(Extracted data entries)
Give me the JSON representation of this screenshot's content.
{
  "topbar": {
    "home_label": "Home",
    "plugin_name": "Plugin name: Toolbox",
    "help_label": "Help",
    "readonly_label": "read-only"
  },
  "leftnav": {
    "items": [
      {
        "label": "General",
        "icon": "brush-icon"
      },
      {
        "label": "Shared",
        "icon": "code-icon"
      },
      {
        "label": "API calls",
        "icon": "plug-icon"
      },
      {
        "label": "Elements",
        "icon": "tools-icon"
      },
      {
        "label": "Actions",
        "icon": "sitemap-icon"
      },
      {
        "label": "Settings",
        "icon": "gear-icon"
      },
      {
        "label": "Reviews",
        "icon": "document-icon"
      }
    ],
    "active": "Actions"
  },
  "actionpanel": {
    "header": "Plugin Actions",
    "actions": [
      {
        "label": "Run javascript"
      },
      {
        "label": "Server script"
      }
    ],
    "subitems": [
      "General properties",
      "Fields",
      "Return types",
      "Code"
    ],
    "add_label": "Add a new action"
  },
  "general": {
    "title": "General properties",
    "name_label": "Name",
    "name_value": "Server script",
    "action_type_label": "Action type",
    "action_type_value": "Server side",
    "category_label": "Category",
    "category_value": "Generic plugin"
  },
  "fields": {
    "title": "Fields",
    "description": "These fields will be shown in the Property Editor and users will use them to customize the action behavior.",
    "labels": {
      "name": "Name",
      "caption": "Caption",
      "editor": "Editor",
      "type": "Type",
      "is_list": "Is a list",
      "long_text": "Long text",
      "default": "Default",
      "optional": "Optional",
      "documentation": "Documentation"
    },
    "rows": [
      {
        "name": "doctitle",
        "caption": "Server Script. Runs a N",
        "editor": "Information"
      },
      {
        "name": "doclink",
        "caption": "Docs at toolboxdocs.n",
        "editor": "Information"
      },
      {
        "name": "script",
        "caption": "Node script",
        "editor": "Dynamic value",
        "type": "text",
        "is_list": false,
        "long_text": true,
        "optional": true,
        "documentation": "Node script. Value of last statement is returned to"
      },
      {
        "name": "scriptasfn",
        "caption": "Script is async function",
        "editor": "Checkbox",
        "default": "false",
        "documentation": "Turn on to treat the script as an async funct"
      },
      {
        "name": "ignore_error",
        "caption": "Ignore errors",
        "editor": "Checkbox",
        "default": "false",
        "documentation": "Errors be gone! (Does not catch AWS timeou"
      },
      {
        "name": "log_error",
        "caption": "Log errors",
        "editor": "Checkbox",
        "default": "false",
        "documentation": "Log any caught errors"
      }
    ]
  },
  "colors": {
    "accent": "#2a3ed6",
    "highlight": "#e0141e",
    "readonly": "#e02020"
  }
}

--

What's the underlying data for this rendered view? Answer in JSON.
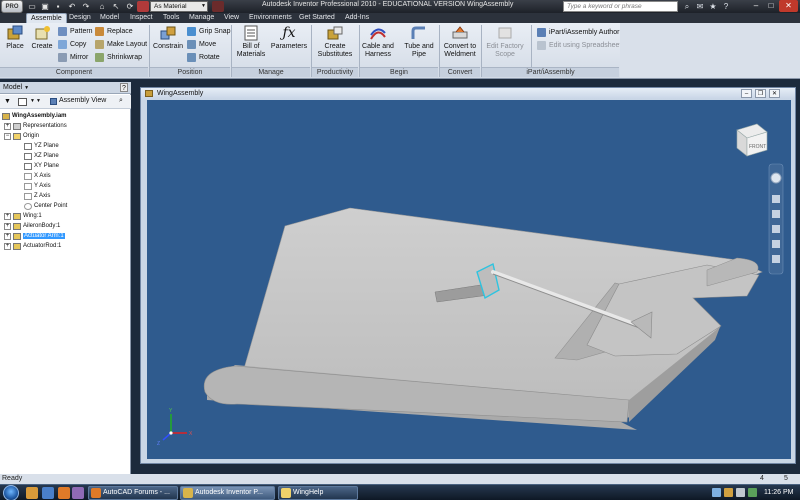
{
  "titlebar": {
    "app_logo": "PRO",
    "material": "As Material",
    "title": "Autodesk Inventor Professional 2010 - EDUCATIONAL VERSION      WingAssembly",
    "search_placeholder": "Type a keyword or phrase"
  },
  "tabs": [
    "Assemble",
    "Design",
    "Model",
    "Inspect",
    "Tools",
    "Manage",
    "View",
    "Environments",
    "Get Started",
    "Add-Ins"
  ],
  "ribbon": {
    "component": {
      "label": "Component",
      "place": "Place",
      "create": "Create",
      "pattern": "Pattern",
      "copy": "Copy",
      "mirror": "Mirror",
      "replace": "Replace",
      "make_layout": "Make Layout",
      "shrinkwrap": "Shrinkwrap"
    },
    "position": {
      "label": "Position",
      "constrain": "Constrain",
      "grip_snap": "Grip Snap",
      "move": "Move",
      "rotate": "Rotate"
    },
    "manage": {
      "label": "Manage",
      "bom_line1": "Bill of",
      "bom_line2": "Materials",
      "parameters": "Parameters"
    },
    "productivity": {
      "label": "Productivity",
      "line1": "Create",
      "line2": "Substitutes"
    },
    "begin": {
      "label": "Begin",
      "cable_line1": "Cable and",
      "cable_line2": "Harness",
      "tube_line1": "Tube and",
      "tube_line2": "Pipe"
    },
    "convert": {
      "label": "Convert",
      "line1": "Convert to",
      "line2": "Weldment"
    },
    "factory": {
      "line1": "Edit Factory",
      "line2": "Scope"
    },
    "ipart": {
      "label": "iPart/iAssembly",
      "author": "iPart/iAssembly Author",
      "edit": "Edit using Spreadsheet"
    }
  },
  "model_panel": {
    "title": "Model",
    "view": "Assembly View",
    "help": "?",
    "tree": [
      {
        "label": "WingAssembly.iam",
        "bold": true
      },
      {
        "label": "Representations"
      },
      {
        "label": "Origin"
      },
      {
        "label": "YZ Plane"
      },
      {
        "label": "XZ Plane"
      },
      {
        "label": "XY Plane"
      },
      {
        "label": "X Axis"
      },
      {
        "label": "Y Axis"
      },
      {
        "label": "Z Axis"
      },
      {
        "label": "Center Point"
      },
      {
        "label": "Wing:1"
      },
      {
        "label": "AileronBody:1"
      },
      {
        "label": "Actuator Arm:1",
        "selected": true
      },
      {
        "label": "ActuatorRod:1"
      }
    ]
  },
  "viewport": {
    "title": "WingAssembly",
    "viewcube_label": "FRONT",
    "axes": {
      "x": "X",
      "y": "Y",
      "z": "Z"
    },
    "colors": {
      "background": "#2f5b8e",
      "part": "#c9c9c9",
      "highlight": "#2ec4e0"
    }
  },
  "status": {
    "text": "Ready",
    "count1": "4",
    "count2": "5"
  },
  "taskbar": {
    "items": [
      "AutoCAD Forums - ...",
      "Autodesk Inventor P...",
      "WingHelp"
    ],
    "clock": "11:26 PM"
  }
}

» Job
Search the listing for the word "JSON". Copy every line in which it occurs.

» Solution
Give me the JSON representation of this screenshot's content.
What's the underlying data for this rendered view? Answer in JSON.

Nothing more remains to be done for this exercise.